■ **RECORDS SHOWN**
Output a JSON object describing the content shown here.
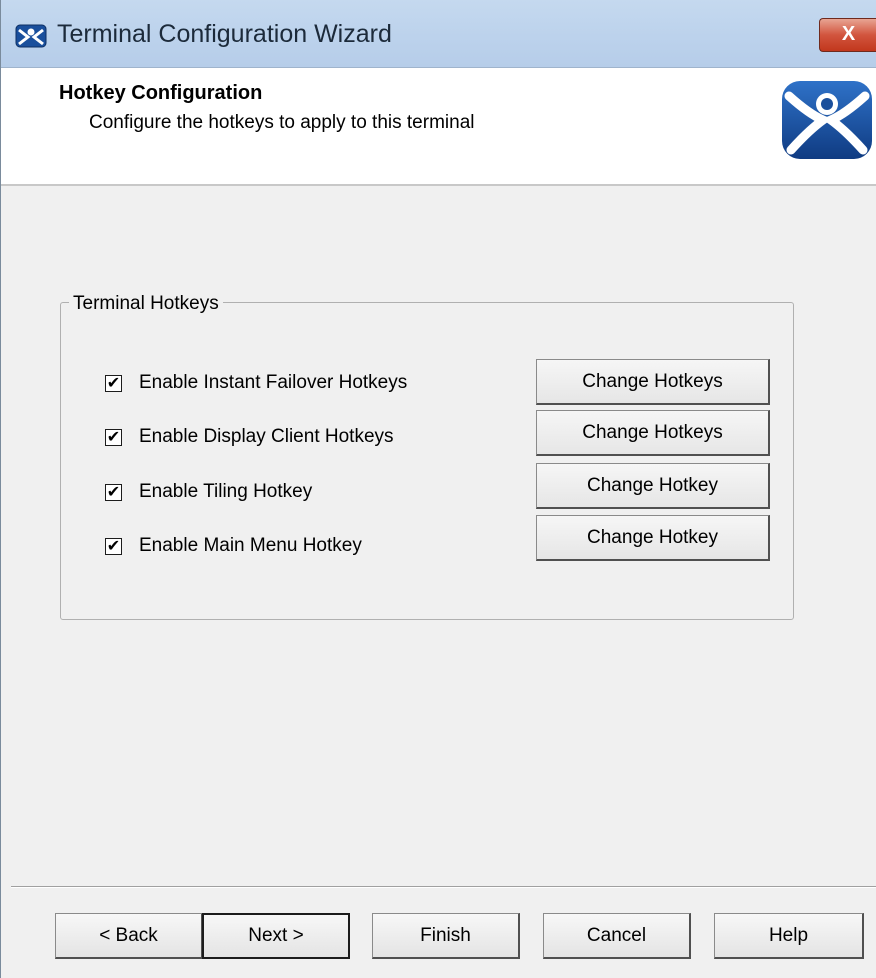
{
  "window": {
    "title": "Terminal Configuration Wizard",
    "close_label": "X",
    "title_icon": "thinmanager-icon",
    "accent": "#bcd2ec",
    "close_color": "#c8452b"
  },
  "header": {
    "title": "Hotkey Configuration",
    "subtitle": "Configure the hotkeys to apply to this terminal",
    "logo_icon": "thinmanager-logo-icon",
    "logo_color": "#1a4f9c"
  },
  "group": {
    "legend": "Terminal Hotkeys",
    "items": [
      {
        "label": "Enable Instant Failover Hotkeys",
        "checked": true,
        "button": "Change Hotkeys"
      },
      {
        "label": "Enable Display Client Hotkeys",
        "checked": true,
        "button": "Change Hotkeys"
      },
      {
        "label": "Enable Tiling Hotkey",
        "checked": true,
        "button": "Change Hotkey"
      },
      {
        "label": "Enable Main Menu Hotkey",
        "checked": true,
        "button": "Change Hotkey"
      }
    ],
    "check_mark": "✔"
  },
  "nav": {
    "back": "< Back",
    "next": "Next >",
    "finish": "Finish",
    "cancel": "Cancel",
    "help": "Help"
  }
}
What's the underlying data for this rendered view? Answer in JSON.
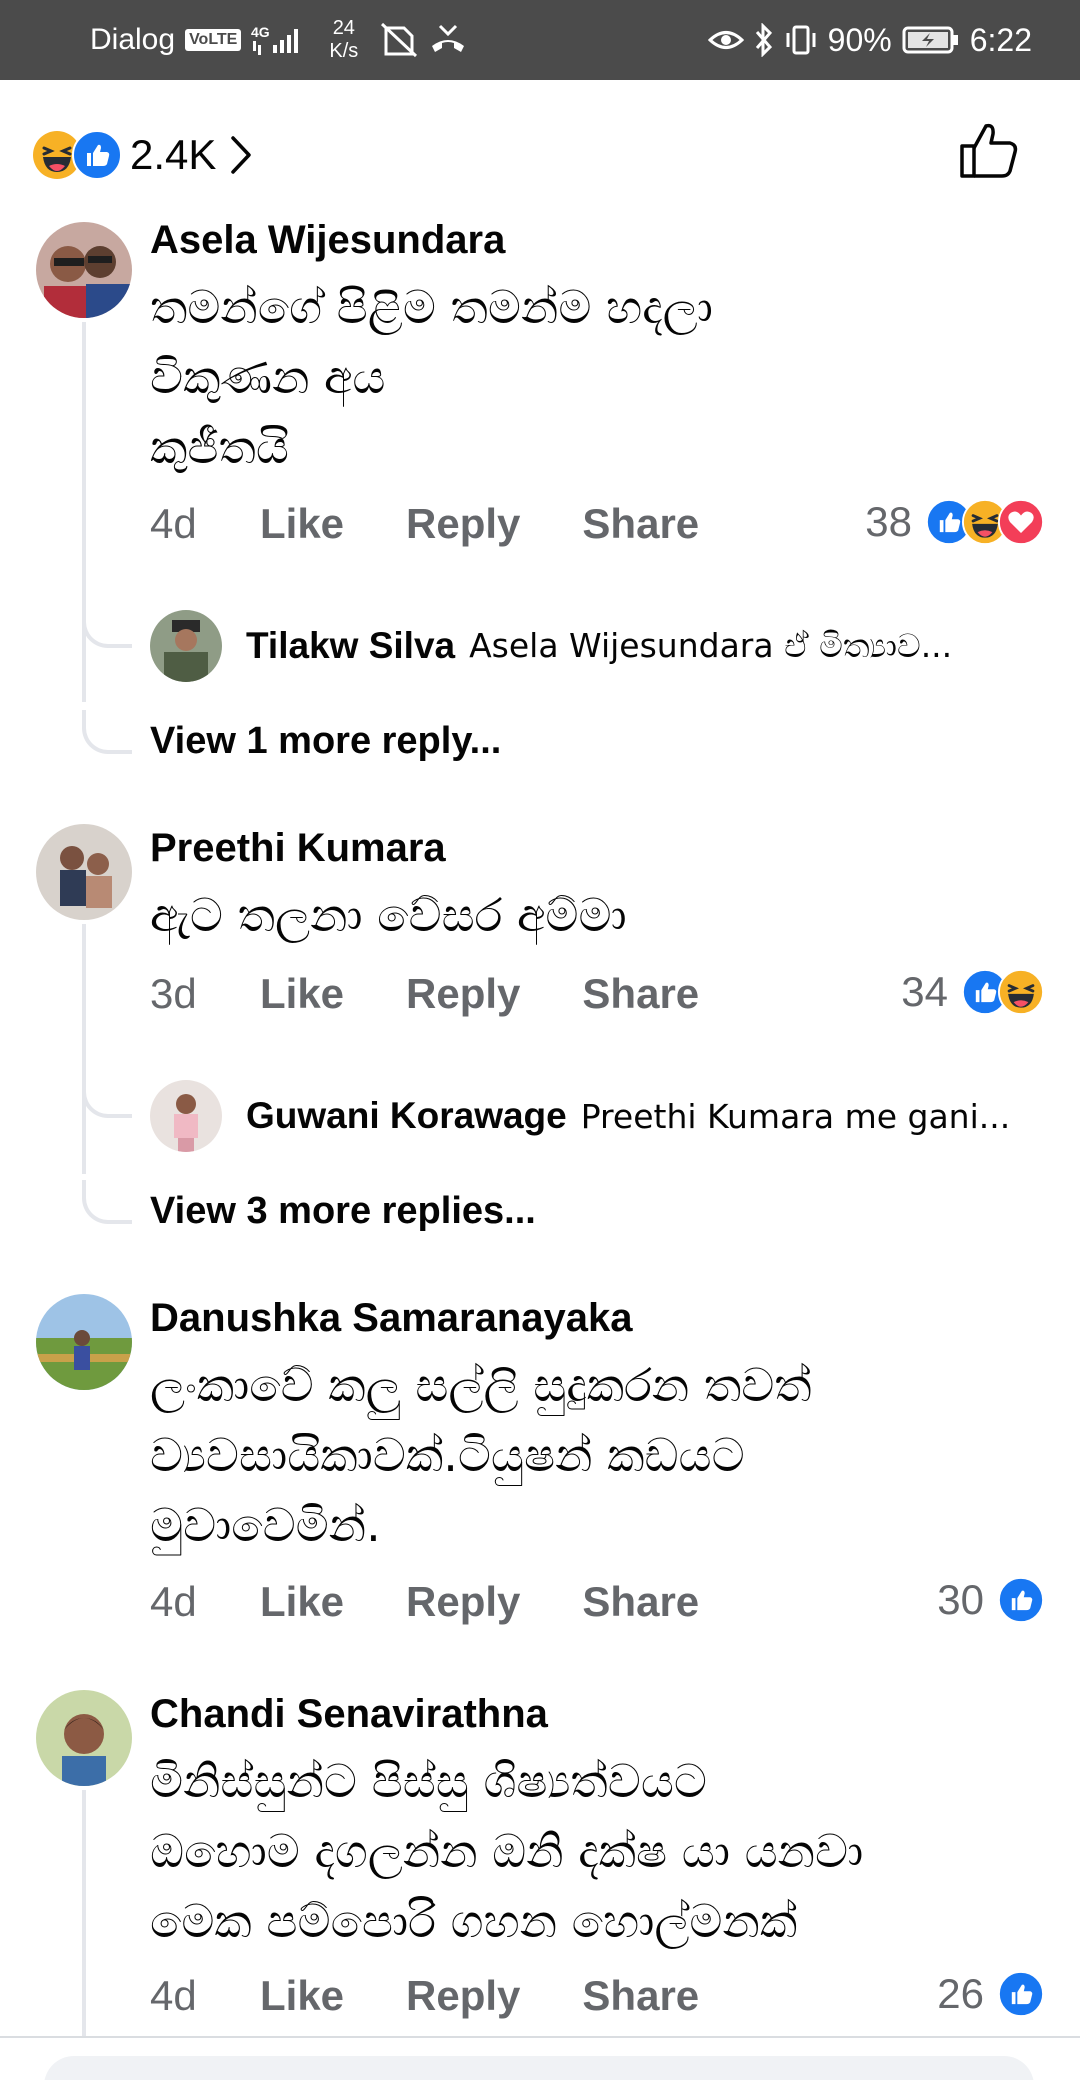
{
  "status_bar": {
    "carrier": "Dialog",
    "volte": "VoLTE",
    "network": "4G",
    "speed_value": "24",
    "speed_unit": "K/s",
    "battery": "90%",
    "time": "6:22"
  },
  "header": {
    "reaction_count": "2.4K",
    "reactions": [
      "haha-emoji",
      "like-emoji"
    ]
  },
  "colors": {
    "like_blue": "#1877f2",
    "haha_yellow": "#f7b125",
    "love_red": "#f33e58",
    "meta_gray": "#65676b",
    "thread_line": "#e4e6eb"
  },
  "comments": [
    {
      "author": "Asela Wijesundara",
      "text": "තමන්ගේ පිළිම තමන්ම හදලා\nවිකුණන අය\n කුජීතයි",
      "time": "4d",
      "like": "Like",
      "reply": "Reply",
      "share": "Share",
      "reaction_count": "38",
      "reactions": [
        "like-emoji",
        "haha-emoji",
        "love-emoji"
      ],
      "reply_preview": {
        "author": "Tilakw Silva",
        "text": "Asela Wijesundara ඒ මිත්‍යාව..."
      },
      "view_more": "View 1 more reply..."
    },
    {
      "author": "Preethi Kumara",
      "text": "ඇට තලනා වේසර අම්මා",
      "time": "3d",
      "like": "Like",
      "reply": "Reply",
      "share": "Share",
      "reaction_count": "34",
      "reactions": [
        "like-emoji",
        "haha-emoji"
      ],
      "reply_preview": {
        "author": "Guwani Korawage",
        "text": "Preethi Kumara me gani..."
      },
      "view_more": "View 3 more replies..."
    },
    {
      "author": "Danushka Samaranayaka",
      "text": "ලංකාවේ කලු සල්ලි සුදුකරන තවත්\nව්‍යවසායිකාවක්.ටියුෂන් කඩයට\nමුවාවෙමින්.",
      "time": "4d",
      "like": "Like",
      "reply": "Reply",
      "share": "Share",
      "reaction_count": "30",
      "reactions": [
        "like-emoji"
      ]
    },
    {
      "author": "Chandi Senavirathna",
      "text": "මිනිස්සුන්ට පිස්සු  ශිෂ්‍යත්වයට\nඔහොම දගලන්න ඔනි දක්ෂ යා යනවා\nමෙක පම්පොරි ගහන හොල්මනක්",
      "time": "4d",
      "like": "Like",
      "reply": "Reply",
      "share": "Share",
      "reaction_count": "26",
      "reactions": [
        "like-emoji"
      ]
    }
  ]
}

■ **INSTRUCTIONS TO FOLLOW**
Reproduce every line exactly and omit all pictures.

■ **THE SOLUTION**
Output a JSON object describing the content shown here.
{
  "window": {
    "title": "Terminal Configuration Wizard",
    "close_label": "X",
    "title_icon": "thinmanager-icon",
    "accent": "#bcd2ec",
    "close_color": "#c8452b"
  },
  "header": {
    "title": "Hotkey Configuration",
    "subtitle": "Configure the hotkeys to apply to this terminal",
    "logo_icon": "thinmanager-logo-icon",
    "logo_color": "#1a4f9c"
  },
  "group": {
    "legend": "Terminal Hotkeys",
    "items": [
      {
        "label": "Enable Instant Failover Hotkeys",
        "checked": true,
        "button": "Change Hotkeys"
      },
      {
        "label": "Enable Display Client Hotkeys",
        "checked": true,
        "button": "Change Hotkeys"
      },
      {
        "label": "Enable Tiling Hotkey",
        "checked": true,
        "button": "Change Hotkey"
      },
      {
        "label": "Enable Main Menu Hotkey",
        "checked": true,
        "button": "Change Hotkey"
      }
    ],
    "check_mark": "✔"
  },
  "nav": {
    "back": "< Back",
    "next": "Next >",
    "finish": "Finish",
    "cancel": "Cancel",
    "help": "Help"
  }
}
What's the underlying data for this rendered view? Answer in JSON.
{
  "status_bar": {
    "carrier": "Dialog",
    "volte": "VoLTE",
    "network": "4G",
    "speed_value": "24",
    "speed_unit": "K/s",
    "battery": "90%",
    "time": "6:22"
  },
  "header": {
    "reaction_count": "2.4K",
    "reactions": [
      "haha-emoji",
      "like-emoji"
    ]
  },
  "colors": {
    "like_blue": "#1877f2",
    "haha_yellow": "#f7b125",
    "love_red": "#f33e58",
    "meta_gray": "#65676b",
    "thread_line": "#e4e6eb"
  },
  "comments": [
    {
      "author": "Asela Wijesundara",
      "text": "තමන්ගේ පිළිම තමන්ම හදලා\nවිකුණන අය\n කුජීතයි",
      "time": "4d",
      "like": "Like",
      "reply": "Reply",
      "share": "Share",
      "reaction_count": "38",
      "reactions": [
        "like-emoji",
        "haha-emoji",
        "love-emoji"
      ],
      "reply_preview": {
        "author": "Tilakw Silva",
        "text": "Asela Wijesundara ඒ මිත්‍යාව..."
      },
      "view_more": "View 1 more reply..."
    },
    {
      "author": "Preethi Kumara",
      "text": "ඇට තලනා වේසර අම්මා",
      "time": "3d",
      "like": "Like",
      "reply": "Reply",
      "share": "Share",
      "reaction_count": "34",
      "reactions": [
        "like-emoji",
        "haha-emoji"
      ],
      "reply_preview": {
        "author": "Guwani Korawage",
        "text": "Preethi Kumara me gani..."
      },
      "view_more": "View 3 more replies..."
    },
    {
      "author": "Danushka Samaranayaka",
      "text": "ලංකාවේ කලු සල්ලි සුදුකරන තවත්\nව්‍යවසායිකාවක්.ටියුෂන් කඩයට\nමුවාවෙමින්.",
      "time": "4d",
      "like": "Like",
      "reply": "Reply",
      "share": "Share",
      "reaction_count": "30",
      "reactions": [
        "like-emoji"
      ]
    },
    {
      "author": "Chandi Senavirathna",
      "text": "මිනිස්සුන්ට පිස්සු  ශිෂ්‍යත්වයට\nඔහොම දගලන්න ඔනි දක්ෂ යා යනවා\nමෙක පම්පොරි ගහන හොල්මනක්",
      "time": "4d",
      "like": "Like",
      "reply": "Reply",
      "share": "Share",
      "reaction_count": "26",
      "reactions": [
        "like-emoji"
      ]
    }
  ]
}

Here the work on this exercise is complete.